(Extracted data entries)
▬▬▬▬▬▬▬▬▬▬
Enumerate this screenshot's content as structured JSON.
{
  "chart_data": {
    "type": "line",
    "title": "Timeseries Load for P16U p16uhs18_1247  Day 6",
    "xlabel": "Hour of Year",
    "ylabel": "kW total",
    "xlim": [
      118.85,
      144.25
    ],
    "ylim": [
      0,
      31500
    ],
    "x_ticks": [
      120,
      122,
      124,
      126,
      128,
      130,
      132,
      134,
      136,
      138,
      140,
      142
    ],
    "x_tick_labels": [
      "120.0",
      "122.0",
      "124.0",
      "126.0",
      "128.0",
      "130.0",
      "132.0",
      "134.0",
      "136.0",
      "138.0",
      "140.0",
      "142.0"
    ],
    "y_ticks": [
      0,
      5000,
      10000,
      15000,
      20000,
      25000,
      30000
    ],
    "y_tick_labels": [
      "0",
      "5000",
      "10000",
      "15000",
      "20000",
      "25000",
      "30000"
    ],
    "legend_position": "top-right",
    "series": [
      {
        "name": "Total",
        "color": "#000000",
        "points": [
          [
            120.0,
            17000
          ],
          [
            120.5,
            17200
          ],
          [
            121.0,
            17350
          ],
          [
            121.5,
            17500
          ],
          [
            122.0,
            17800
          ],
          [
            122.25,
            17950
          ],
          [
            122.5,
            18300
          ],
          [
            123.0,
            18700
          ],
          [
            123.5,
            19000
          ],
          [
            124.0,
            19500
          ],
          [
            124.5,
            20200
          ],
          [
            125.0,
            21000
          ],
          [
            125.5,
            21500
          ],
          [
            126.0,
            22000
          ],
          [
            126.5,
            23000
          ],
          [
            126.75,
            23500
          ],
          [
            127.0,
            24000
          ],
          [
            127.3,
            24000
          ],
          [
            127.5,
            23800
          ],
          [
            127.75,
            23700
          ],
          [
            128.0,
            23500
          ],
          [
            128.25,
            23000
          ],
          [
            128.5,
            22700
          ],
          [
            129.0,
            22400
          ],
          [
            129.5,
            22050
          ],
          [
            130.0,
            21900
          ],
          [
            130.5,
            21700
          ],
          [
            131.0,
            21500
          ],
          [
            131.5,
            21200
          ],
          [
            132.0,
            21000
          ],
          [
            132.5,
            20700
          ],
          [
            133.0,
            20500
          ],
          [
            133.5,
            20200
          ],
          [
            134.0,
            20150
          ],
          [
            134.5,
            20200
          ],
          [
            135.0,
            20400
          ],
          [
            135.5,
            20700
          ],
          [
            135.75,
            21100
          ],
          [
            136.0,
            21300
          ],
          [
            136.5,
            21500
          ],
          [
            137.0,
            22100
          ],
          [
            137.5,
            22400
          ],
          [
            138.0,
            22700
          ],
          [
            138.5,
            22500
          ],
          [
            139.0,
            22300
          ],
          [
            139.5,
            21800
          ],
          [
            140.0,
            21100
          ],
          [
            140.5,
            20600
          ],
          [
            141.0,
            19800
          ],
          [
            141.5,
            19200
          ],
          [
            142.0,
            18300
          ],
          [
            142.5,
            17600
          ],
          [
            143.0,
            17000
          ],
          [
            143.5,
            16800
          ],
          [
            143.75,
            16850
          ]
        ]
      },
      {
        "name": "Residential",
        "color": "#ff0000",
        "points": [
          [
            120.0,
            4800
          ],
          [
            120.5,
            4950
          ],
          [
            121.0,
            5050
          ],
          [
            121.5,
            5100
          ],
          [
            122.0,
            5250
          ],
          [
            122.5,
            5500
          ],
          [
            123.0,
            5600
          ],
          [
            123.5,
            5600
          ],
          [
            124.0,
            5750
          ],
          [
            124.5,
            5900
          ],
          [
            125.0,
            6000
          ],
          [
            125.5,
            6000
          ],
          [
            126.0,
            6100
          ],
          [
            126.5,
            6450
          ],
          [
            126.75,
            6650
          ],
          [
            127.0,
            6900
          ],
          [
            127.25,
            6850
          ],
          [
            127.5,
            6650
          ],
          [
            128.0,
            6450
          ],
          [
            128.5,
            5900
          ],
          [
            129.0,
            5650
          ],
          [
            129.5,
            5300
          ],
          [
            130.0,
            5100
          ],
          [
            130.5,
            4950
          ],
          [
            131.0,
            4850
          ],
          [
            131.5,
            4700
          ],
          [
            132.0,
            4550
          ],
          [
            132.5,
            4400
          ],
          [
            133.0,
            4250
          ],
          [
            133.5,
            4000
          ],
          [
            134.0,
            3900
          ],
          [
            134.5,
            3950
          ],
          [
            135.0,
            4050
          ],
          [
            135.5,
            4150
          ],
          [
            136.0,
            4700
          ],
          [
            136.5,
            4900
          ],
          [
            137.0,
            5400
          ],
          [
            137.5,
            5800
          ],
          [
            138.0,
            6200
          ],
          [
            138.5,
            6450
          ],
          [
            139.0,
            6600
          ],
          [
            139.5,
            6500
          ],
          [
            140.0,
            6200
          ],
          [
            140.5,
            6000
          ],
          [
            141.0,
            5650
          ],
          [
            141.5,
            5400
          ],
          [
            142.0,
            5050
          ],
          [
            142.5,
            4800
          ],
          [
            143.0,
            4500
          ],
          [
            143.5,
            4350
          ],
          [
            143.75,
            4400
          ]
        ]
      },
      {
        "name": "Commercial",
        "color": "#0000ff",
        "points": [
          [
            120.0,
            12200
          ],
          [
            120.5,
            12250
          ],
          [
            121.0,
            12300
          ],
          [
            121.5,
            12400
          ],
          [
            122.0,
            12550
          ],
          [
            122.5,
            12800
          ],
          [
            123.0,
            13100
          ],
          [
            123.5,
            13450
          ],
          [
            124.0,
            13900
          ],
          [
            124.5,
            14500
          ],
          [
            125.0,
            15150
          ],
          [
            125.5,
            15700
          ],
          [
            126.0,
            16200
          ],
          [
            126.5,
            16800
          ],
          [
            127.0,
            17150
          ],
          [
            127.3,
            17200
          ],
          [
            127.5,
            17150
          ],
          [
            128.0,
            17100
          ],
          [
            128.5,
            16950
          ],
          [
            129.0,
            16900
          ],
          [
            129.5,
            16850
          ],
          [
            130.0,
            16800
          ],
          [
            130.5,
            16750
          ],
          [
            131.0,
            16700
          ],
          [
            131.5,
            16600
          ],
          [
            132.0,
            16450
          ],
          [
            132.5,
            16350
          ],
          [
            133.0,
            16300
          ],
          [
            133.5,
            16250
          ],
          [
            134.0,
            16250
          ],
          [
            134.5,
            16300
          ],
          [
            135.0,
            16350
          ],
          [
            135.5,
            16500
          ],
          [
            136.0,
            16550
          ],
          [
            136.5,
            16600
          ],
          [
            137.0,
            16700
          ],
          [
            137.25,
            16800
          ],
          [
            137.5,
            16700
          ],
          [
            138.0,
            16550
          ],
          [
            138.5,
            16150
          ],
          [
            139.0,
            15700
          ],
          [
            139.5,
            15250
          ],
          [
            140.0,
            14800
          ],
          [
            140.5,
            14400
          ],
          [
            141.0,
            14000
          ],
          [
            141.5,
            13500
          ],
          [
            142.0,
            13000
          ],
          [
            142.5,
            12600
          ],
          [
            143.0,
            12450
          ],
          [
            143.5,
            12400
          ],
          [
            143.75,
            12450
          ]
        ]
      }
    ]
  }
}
▬▬▬▬▬▬▬▬▬▬
WHAT IS ASKED:
Your task is to repeat every line exactly.

OUTPUT FOR THIS TASK:
Enumerate this screenshot's content as structured JSON.
{
  "chart_data": {
    "type": "line",
    "title": "Timeseries Load for P16U p16uhs18_1247  Day 6",
    "xlabel": "Hour of Year",
    "ylabel": "kW total",
    "xlim": [
      118.85,
      144.25
    ],
    "ylim": [
      0,
      31500
    ],
    "x_ticks": [
      120,
      122,
      124,
      126,
      128,
      130,
      132,
      134,
      136,
      138,
      140,
      142
    ],
    "x_tick_labels": [
      "120.0",
      "122.0",
      "124.0",
      "126.0",
      "128.0",
      "130.0",
      "132.0",
      "134.0",
      "136.0",
      "138.0",
      "140.0",
      "142.0"
    ],
    "y_ticks": [
      0,
      5000,
      10000,
      15000,
      20000,
      25000,
      30000
    ],
    "y_tick_labels": [
      "0",
      "5000",
      "10000",
      "15000",
      "20000",
      "25000",
      "30000"
    ],
    "legend_position": "top-right",
    "series": [
      {
        "name": "Total",
        "color": "#000000",
        "points": [
          [
            120.0,
            17000
          ],
          [
            120.5,
            17200
          ],
          [
            121.0,
            17350
          ],
          [
            121.5,
            17500
          ],
          [
            122.0,
            17800
          ],
          [
            122.25,
            17950
          ],
          [
            122.5,
            18300
          ],
          [
            123.0,
            18700
          ],
          [
            123.5,
            19000
          ],
          [
            124.0,
            19500
          ],
          [
            124.5,
            20200
          ],
          [
            125.0,
            21000
          ],
          [
            125.5,
            21500
          ],
          [
            126.0,
            22000
          ],
          [
            126.5,
            23000
          ],
          [
            126.75,
            23500
          ],
          [
            127.0,
            24000
          ],
          [
            127.3,
            24000
          ],
          [
            127.5,
            23800
          ],
          [
            127.75,
            23700
          ],
          [
            128.0,
            23500
          ],
          [
            128.25,
            23000
          ],
          [
            128.5,
            22700
          ],
          [
            129.0,
            22400
          ],
          [
            129.5,
            22050
          ],
          [
            130.0,
            21900
          ],
          [
            130.5,
            21700
          ],
          [
            131.0,
            21500
          ],
          [
            131.5,
            21200
          ],
          [
            132.0,
            21000
          ],
          [
            132.5,
            20700
          ],
          [
            133.0,
            20500
          ],
          [
            133.5,
            20200
          ],
          [
            134.0,
            20150
          ],
          [
            134.5,
            20200
          ],
          [
            135.0,
            20400
          ],
          [
            135.5,
            20700
          ],
          [
            135.75,
            21100
          ],
          [
            136.0,
            21300
          ],
          [
            136.5,
            21500
          ],
          [
            137.0,
            22100
          ],
          [
            137.5,
            22400
          ],
          [
            138.0,
            22700
          ],
          [
            138.5,
            22500
          ],
          [
            139.0,
            22300
          ],
          [
            139.5,
            21800
          ],
          [
            140.0,
            21100
          ],
          [
            140.5,
            20600
          ],
          [
            141.0,
            19800
          ],
          [
            141.5,
            19200
          ],
          [
            142.0,
            18300
          ],
          [
            142.5,
            17600
          ],
          [
            143.0,
            17000
          ],
          [
            143.5,
            16800
          ],
          [
            143.75,
            16850
          ]
        ]
      },
      {
        "name": "Residential",
        "color": "#ff0000",
        "points": [
          [
            120.0,
            4800
          ],
          [
            120.5,
            4950
          ],
          [
            121.0,
            5050
          ],
          [
            121.5,
            5100
          ],
          [
            122.0,
            5250
          ],
          [
            122.5,
            5500
          ],
          [
            123.0,
            5600
          ],
          [
            123.5,
            5600
          ],
          [
            124.0,
            5750
          ],
          [
            124.5,
            5900
          ],
          [
            125.0,
            6000
          ],
          [
            125.5,
            6000
          ],
          [
            126.0,
            6100
          ],
          [
            126.5,
            6450
          ],
          [
            126.75,
            6650
          ],
          [
            127.0,
            6900
          ],
          [
            127.25,
            6850
          ],
          [
            127.5,
            6650
          ],
          [
            128.0,
            6450
          ],
          [
            128.5,
            5900
          ],
          [
            129.0,
            5650
          ],
          [
            129.5,
            5300
          ],
          [
            130.0,
            5100
          ],
          [
            130.5,
            4950
          ],
          [
            131.0,
            4850
          ],
          [
            131.5,
            4700
          ],
          [
            132.0,
            4550
          ],
          [
            132.5,
            4400
          ],
          [
            133.0,
            4250
          ],
          [
            133.5,
            4000
          ],
          [
            134.0,
            3900
          ],
          [
            134.5,
            3950
          ],
          [
            135.0,
            4050
          ],
          [
            135.5,
            4150
          ],
          [
            136.0,
            4700
          ],
          [
            136.5,
            4900
          ],
          [
            137.0,
            5400
          ],
          [
            137.5,
            5800
          ],
          [
            138.0,
            6200
          ],
          [
            138.5,
            6450
          ],
          [
            139.0,
            6600
          ],
          [
            139.5,
            6500
          ],
          [
            140.0,
            6200
          ],
          [
            140.5,
            6000
          ],
          [
            141.0,
            5650
          ],
          [
            141.5,
            5400
          ],
          [
            142.0,
            5050
          ],
          [
            142.5,
            4800
          ],
          [
            143.0,
            4500
          ],
          [
            143.5,
            4350
          ],
          [
            143.75,
            4400
          ]
        ]
      },
      {
        "name": "Commercial",
        "color": "#0000ff",
        "points": [
          [
            120.0,
            12200
          ],
          [
            120.5,
            12250
          ],
          [
            121.0,
            12300
          ],
          [
            121.5,
            12400
          ],
          [
            122.0,
            12550
          ],
          [
            122.5,
            12800
          ],
          [
            123.0,
            13100
          ],
          [
            123.5,
            13450
          ],
          [
            124.0,
            13900
          ],
          [
            124.5,
            14500
          ],
          [
            125.0,
            15150
          ],
          [
            125.5,
            15700
          ],
          [
            126.0,
            16200
          ],
          [
            126.5,
            16800
          ],
          [
            127.0,
            17150
          ],
          [
            127.3,
            17200
          ],
          [
            127.5,
            17150
          ],
          [
            128.0,
            17100
          ],
          [
            128.5,
            16950
          ],
          [
            129.0,
            16900
          ],
          [
            129.5,
            16850
          ],
          [
            130.0,
            16800
          ],
          [
            130.5,
            16750
          ],
          [
            131.0,
            16700
          ],
          [
            131.5,
            16600
          ],
          [
            132.0,
            16450
          ],
          [
            132.5,
            16350
          ],
          [
            133.0,
            16300
          ],
          [
            133.5,
            16250
          ],
          [
            134.0,
            16250
          ],
          [
            134.5,
            16300
          ],
          [
            135.0,
            16350
          ],
          [
            135.5,
            16500
          ],
          [
            136.0,
            16550
          ],
          [
            136.5,
            16600
          ],
          [
            137.0,
            16700
          ],
          [
            137.25,
            16800
          ],
          [
            137.5,
            16700
          ],
          [
            138.0,
            16550
          ],
          [
            138.5,
            16150
          ],
          [
            139.0,
            15700
          ],
          [
            139.5,
            15250
          ],
          [
            140.0,
            14800
          ],
          [
            140.5,
            14400
          ],
          [
            141.0,
            14000
          ],
          [
            141.5,
            13500
          ],
          [
            142.0,
            13000
          ],
          [
            142.5,
            12600
          ],
          [
            143.0,
            12450
          ],
          [
            143.5,
            12400
          ],
          [
            143.75,
            12450
          ]
        ]
      }
    ]
  }
}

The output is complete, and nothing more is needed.